**Records for the exercise**
════════════════

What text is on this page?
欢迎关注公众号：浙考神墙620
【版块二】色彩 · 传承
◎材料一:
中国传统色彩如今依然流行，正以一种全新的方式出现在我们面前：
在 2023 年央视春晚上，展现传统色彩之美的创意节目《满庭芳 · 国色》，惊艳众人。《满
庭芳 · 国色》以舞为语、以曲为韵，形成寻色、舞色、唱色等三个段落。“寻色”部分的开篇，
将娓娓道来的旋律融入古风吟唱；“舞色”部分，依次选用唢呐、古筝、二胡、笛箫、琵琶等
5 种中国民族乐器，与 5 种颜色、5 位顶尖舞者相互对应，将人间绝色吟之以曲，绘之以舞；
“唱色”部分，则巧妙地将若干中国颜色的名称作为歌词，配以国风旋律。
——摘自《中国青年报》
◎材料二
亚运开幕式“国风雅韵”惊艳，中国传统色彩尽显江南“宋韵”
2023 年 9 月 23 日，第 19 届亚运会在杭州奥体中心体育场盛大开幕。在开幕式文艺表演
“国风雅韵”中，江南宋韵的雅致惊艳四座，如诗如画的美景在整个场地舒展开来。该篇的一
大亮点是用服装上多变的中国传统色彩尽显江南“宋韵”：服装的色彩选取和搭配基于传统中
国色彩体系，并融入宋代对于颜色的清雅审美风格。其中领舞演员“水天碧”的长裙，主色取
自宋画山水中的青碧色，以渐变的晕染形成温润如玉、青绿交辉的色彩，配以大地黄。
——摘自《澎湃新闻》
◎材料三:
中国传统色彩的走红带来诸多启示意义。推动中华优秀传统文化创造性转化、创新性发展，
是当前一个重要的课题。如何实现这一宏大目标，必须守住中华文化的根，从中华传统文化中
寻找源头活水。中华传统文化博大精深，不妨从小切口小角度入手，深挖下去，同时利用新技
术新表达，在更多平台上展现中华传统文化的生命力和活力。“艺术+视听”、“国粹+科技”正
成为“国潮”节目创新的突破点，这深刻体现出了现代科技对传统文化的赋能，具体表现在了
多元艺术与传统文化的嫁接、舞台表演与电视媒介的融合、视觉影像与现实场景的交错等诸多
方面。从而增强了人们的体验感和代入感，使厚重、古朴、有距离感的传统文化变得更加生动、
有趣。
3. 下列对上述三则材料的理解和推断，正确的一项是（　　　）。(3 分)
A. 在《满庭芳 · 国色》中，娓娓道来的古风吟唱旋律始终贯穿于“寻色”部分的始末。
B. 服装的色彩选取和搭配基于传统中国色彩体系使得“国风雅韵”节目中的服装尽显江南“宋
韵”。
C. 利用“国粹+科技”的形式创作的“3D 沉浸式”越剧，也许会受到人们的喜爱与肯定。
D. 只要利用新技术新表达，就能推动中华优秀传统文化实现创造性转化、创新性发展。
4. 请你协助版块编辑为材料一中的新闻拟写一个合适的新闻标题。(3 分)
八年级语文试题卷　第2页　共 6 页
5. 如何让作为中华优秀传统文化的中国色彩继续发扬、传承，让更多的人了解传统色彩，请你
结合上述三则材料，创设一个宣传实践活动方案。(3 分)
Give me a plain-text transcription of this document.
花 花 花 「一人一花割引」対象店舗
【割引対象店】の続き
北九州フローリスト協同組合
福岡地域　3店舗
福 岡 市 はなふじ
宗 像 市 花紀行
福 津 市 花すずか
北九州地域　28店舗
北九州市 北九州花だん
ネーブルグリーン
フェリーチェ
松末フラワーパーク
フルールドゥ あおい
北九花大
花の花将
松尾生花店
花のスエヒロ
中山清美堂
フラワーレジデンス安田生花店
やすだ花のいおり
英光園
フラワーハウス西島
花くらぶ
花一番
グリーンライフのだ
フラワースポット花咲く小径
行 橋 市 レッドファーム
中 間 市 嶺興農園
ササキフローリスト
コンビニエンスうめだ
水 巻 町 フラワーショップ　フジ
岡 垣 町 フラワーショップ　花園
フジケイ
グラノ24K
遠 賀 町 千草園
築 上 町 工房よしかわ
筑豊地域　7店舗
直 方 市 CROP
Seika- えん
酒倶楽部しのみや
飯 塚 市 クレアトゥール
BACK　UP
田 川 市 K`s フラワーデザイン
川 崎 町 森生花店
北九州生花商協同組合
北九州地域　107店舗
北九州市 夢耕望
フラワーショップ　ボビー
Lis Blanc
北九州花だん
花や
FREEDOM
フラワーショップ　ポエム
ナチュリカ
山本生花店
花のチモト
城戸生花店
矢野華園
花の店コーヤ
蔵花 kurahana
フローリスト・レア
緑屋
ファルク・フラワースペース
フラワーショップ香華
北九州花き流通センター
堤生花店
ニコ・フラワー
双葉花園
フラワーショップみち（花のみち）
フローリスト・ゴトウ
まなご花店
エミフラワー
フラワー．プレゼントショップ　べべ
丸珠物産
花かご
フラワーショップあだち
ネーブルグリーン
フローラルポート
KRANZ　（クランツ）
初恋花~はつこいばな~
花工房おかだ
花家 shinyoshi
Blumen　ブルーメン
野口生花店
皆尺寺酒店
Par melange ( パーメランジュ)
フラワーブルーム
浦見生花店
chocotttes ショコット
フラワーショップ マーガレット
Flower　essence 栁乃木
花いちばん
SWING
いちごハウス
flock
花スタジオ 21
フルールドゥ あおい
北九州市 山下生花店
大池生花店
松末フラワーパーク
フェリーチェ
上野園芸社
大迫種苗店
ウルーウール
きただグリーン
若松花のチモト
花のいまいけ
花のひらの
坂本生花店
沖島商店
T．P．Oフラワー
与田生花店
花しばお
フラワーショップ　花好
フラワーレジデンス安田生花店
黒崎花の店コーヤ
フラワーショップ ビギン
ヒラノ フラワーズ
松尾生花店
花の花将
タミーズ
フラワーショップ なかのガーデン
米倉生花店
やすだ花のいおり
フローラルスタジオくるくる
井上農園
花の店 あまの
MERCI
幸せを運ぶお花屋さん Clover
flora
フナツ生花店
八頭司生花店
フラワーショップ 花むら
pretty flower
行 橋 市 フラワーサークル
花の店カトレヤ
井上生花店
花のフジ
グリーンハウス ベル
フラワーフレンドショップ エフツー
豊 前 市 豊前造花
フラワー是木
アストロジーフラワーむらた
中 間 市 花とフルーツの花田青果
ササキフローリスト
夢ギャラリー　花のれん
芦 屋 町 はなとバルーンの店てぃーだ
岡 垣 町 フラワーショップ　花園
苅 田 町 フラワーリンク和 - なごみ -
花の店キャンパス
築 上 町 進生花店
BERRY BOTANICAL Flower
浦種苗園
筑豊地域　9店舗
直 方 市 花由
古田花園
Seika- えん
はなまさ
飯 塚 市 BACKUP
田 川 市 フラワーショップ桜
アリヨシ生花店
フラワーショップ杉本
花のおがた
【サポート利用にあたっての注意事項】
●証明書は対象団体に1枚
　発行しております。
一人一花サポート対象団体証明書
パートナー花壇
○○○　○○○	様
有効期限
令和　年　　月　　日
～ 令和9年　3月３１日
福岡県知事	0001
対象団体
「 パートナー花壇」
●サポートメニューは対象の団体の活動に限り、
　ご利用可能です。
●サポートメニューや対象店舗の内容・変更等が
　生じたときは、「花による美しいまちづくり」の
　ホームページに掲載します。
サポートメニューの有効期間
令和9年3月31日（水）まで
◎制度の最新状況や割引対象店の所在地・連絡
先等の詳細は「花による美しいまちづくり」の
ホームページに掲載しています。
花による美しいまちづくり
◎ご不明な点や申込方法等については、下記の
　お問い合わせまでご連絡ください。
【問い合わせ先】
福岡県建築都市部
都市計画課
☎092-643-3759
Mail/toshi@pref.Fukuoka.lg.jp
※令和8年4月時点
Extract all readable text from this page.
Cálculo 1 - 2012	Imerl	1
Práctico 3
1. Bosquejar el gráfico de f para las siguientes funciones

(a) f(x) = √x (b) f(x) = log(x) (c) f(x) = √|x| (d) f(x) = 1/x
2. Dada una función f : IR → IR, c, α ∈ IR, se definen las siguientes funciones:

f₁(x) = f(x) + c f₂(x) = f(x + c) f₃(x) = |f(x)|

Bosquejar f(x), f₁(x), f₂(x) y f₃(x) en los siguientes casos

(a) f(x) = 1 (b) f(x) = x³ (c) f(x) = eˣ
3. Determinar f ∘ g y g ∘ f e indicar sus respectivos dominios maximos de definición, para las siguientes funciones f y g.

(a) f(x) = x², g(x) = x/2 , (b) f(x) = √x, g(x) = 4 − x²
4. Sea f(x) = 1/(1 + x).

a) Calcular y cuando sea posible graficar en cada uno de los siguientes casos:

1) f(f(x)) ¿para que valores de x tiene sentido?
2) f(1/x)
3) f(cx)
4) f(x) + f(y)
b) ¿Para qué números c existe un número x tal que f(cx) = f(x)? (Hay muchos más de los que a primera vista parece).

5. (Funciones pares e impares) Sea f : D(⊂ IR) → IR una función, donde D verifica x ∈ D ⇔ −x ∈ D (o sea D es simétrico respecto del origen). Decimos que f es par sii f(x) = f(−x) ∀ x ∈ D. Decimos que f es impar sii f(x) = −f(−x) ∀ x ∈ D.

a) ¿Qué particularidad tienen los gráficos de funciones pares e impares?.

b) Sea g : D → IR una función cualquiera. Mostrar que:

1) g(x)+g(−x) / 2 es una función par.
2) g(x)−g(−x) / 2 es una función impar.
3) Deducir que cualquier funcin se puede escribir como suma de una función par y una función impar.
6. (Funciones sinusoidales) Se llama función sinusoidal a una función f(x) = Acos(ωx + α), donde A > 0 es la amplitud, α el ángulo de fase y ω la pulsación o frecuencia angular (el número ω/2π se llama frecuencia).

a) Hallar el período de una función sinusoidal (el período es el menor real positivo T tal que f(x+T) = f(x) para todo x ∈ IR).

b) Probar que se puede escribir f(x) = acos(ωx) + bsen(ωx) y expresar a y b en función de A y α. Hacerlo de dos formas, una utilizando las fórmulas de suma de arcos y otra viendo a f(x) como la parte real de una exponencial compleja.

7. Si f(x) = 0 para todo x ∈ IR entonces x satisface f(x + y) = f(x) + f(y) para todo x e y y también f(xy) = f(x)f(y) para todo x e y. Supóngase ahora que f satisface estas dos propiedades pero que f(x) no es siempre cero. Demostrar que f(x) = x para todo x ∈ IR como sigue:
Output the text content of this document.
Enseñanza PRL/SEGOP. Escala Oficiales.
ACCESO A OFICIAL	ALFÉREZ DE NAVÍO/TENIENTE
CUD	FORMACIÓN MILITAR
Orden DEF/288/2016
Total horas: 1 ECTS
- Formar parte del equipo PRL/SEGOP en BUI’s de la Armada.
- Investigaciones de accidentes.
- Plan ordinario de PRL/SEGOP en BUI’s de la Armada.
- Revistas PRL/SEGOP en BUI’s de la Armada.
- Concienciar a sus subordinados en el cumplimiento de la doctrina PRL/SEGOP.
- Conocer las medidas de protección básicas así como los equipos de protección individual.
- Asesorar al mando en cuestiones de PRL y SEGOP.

════════════════

**Problem**
Locate the lines above that contain "parte" and copy them.

**Output**
b) Probar que se puede escribir f(x) = acos(ωx) + bsen(ωx) y expresar a y b en función de A y α. Hacerlo de dos formas, una utilizando las fórmulas de suma de arcos y otra viendo a f(x) como la parte real de una exponencial compleja.
- Formar parte del equipo PRL/SEGOP en BUI’s de la Armada.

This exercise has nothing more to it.